- _Records from a data collection_:
========
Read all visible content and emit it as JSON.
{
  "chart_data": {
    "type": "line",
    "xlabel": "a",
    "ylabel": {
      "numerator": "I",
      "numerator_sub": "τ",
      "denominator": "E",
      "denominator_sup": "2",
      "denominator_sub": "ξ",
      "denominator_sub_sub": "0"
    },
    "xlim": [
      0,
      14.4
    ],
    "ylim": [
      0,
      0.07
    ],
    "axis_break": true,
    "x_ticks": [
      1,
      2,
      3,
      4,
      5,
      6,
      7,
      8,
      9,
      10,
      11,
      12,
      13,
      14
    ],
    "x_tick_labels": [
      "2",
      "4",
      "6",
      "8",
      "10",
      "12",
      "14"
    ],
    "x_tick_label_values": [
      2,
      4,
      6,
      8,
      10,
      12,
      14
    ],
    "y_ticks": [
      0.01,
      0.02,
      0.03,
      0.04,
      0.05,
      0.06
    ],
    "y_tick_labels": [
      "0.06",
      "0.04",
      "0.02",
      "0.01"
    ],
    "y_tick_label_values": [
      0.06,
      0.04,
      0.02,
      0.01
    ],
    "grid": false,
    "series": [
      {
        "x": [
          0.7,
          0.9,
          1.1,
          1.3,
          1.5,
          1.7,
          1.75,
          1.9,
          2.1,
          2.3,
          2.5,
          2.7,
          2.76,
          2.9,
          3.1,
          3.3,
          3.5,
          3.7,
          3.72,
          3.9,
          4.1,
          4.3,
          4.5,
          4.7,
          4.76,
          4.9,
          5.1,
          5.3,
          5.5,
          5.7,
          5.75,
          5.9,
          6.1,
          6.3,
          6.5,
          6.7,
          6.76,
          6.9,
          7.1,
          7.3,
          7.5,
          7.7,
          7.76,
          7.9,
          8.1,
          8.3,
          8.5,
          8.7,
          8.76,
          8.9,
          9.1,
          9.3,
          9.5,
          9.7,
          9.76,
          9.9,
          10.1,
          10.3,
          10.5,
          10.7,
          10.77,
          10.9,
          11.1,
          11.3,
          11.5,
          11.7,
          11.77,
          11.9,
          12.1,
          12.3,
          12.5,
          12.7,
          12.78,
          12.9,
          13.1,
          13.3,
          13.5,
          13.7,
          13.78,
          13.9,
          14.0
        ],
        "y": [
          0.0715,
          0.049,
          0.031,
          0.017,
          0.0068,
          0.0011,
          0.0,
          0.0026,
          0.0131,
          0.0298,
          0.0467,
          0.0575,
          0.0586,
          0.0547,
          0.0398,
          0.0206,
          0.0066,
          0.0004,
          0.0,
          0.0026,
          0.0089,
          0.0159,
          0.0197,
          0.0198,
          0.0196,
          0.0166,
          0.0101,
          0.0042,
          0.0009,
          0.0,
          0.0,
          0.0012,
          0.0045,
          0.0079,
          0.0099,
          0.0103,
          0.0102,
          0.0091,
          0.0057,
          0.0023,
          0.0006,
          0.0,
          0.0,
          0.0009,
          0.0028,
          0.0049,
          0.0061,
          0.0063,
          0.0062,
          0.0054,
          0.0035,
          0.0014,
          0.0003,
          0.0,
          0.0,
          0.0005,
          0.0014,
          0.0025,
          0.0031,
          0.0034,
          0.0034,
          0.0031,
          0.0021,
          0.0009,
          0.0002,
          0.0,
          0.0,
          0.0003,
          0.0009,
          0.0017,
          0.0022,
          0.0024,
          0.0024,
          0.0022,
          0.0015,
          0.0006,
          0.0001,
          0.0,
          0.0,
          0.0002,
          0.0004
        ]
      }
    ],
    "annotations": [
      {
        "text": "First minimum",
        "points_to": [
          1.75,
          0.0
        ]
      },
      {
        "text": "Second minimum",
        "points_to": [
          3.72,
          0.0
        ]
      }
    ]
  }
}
========
- _EXERCISE DIRECTIONS_: Look through the material and say how many lines hold "minimum". Give the number only.

- _RESULT OF THIS TASK_: 2